Transcription dataset entries:
○ ○ ○ ○ ○ ○ ○
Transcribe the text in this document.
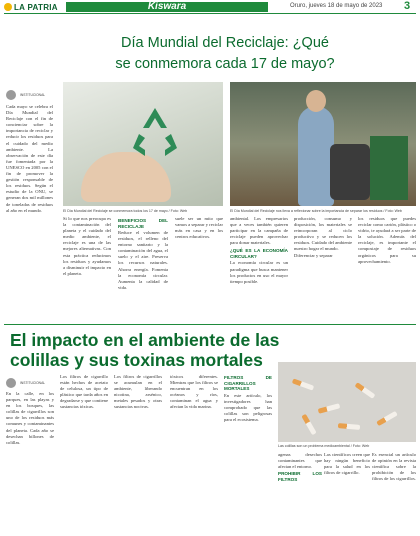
LA PATRIA	Kiswara	Oruro, jueves 18 de mayo de 2023 3
Día Mundial del Reciclaje: ¿Qué
se conmemora cada 17 de mayo?
INSTITUCIONAL
Cada mayo se celebra el Día Mundial del Reciclaje con el fin de concienciar sobre la importancia de reciclar y reducir los residuos para el cuidado del medio ambiente. La observación de este día fue fomentada por la UNESCO en 2005 con el fin de promover la gestión responsable de los residuos. Según el estudio de la ONU, se generan dos mil millones de toneladas de residuos al año en el mundo.	El Día Mundial del Reciclaje se conmemora todos los 17 de mayo / Foto: Web	El Día Mundial del Reciclaje nos lleva a reflexionar sobre la importancia de separar los residuos / Foto: Web
Si lo que nos preocupa es la contaminación del planeta y el cuidado del medio ambiente, el reciclaje es una de las mejores alternativas. Con esta práctica reducimos los residuos y ayudamos a disminuir el impacto en el planeta.
BENEFICIOS DEL RECICLAJE
Reduce el volumen de residuos, el relleno del entorno sanitario y la contaminación del agua, el suelo y el aire. Preserva los recursos naturales. Ahorra energía. Fomenta la economía circular. Aumenta la calidad de vida.
suele ser un mito que vamos a separar y reciclar más en casa y en los centros educativos.
ambiental. Los empresarios que a veces también quieren participar en la campaña de reciclaje pueden aprovechar para donar materiales.
¿QUÉ ES LA ECONOMÍA CIRCULAR?
La economía circular es un paradigma que busca mantener los productos en uso el mayor tiempo posible.
producción, consumo y disposición, los materiales se reincorporan al ciclo productivo y se reducen los residuos. Cuidado del ambiente nuestro hogar el mundo.
Diferenciar y separar
los residuos que puedes reciclar como cartón, plástico o vidrio, te ayudará a ser parte de la solución. Además del reciclaje, es importante el compostaje de residuos orgánicos para su aprovechamiento.
El impacto en el ambiente de las
colillas y sus toxinas mortales
INSTITUCIONAL
En la calle, en los parques, en las playas y en los bosques, las colillas de cigarrillos son uno de los residuos más comunes y contaminantes del planeta. Cada año se desechan billones de colillas.
Los filtros de cigarrillo están hechos de acetato de celulosa, un tipo de plástico que tarda años en degradarse y que contiene sustancias tóxicas.
Los filtros de cigarrillos se acumulan en el ambiente, liberando nicotina, arsénico, metales pesados y otras sustancias nocivas.
tóxicos diferentes. Mientras que los filtros se encuentran en los océanos y ríos, contaminan el agua y afectan la vida marina.
FILTROS DE CIGARRILLOS MORTALES
En este artículo, los investigadores han comprobado que las colillas son peligrosas para el ecosistema.
Las colillas son un problema medioambiental / Foto: Web
agenas desechos contaminantes que afectan el entorno.
PROHIBIR LOS FILTROS
Las científicos creen que hay ningún beneficio para la salud en los filtros de cigarrillo.
Es esencial un artículo de opinión en la revista científica sobre la prohibición de los filtros de los cigarrillos.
○ ○ ○ ○ ○ ○ ○
WORK TO COMPLETE:
All records, pictures excluded: copy them exactly.

RESPONSE TO THIS TASK:
Transcribe the text in this document.
LA PATRIA	Kiswara	Oruro, jueves 18 de mayo de 2023 3
Día Mundial del Reciclaje: ¿Qué
se conmemora cada 17 de mayo?
INSTITUCIONAL
Cada mayo se celebra el Día Mundial del Reciclaje con el fin de concienciar sobre la importancia de reciclar y reducir los residuos para el cuidado del medio ambiente. La observación de este día fue fomentada por la UNESCO en 2005 con el fin de promover la gestión responsable de los residuos. Según el estudio de la ONU, se generan dos mil millones de toneladas de residuos al año en el mundo.	El Día Mundial del Reciclaje se conmemora todos los 17 de mayo / Foto: Web	El Día Mundial del Reciclaje nos lleva a reflexionar sobre la importancia de separar los residuos / Foto: Web
Si lo que nos preocupa es la contaminación del planeta y el cuidado del medio ambiente, el reciclaje es una de las mejores alternativas. Con esta práctica reducimos los residuos y ayudamos a disminuir el impacto en el planeta.
BENEFICIOS DEL RECICLAJE
Reduce el volumen de residuos, el relleno del entorno sanitario y la contaminación del agua, el suelo y el aire. Preserva los recursos naturales. Ahorra energía. Fomenta la economía circular. Aumenta la calidad de vida.
suele ser un mito que vamos a separar y reciclar más en casa y en los centros educativos.
ambiental. Los empresarios que a veces también quieren participar en la campaña de reciclaje pueden aprovechar para donar materiales.
¿QUÉ ES LA ECONOMÍA CIRCULAR?
La economía circular es un paradigma que busca mantener los productos en uso el mayor tiempo posible.
producción, consumo y disposición, los materiales se reincorporan al ciclo productivo y se reducen los residuos. Cuidado del ambiente nuestro hogar el mundo.
Diferenciar y separar
los residuos que puedes reciclar como cartón, plástico o vidrio, te ayudará a ser parte de la solución. Además del reciclaje, es importante el compostaje de residuos orgánicos para su aprovechamiento.
El impacto en el ambiente de las
colillas y sus toxinas mortales
INSTITUCIONAL
En la calle, en los parques, en las playas y en los bosques, las colillas de cigarrillos son uno de los residuos más comunes y contaminantes del planeta. Cada año se desechan billones de colillas.
Los filtros de cigarrillo están hechos de acetato de celulosa, un tipo de plástico que tarda años en degradarse y que contiene sustancias tóxicas.
Los filtros de cigarrillos se acumulan en el ambiente, liberando nicotina, arsénico, metales pesados y otras sustancias nocivas.
tóxicos diferentes. Mientras que los filtros se encuentran en los océanos y ríos, contaminan el agua y afectan la vida marina.
FILTROS DE CIGARRILLOS MORTALES
En este artículo, los investigadores han comprobado que las colillas son peligrosas para el ecosistema.
Las colillas son un problema medioambiental / Foto: Web
agenas desechos contaminantes que afectan el entorno.
PROHIBIR LOS FILTROS
Las científicos creen que hay ningún beneficio para la salud en los filtros de cigarrillo.
Es esencial un artículo de opinión en la revista científica sobre la prohibición de los filtros de los cigarrillos.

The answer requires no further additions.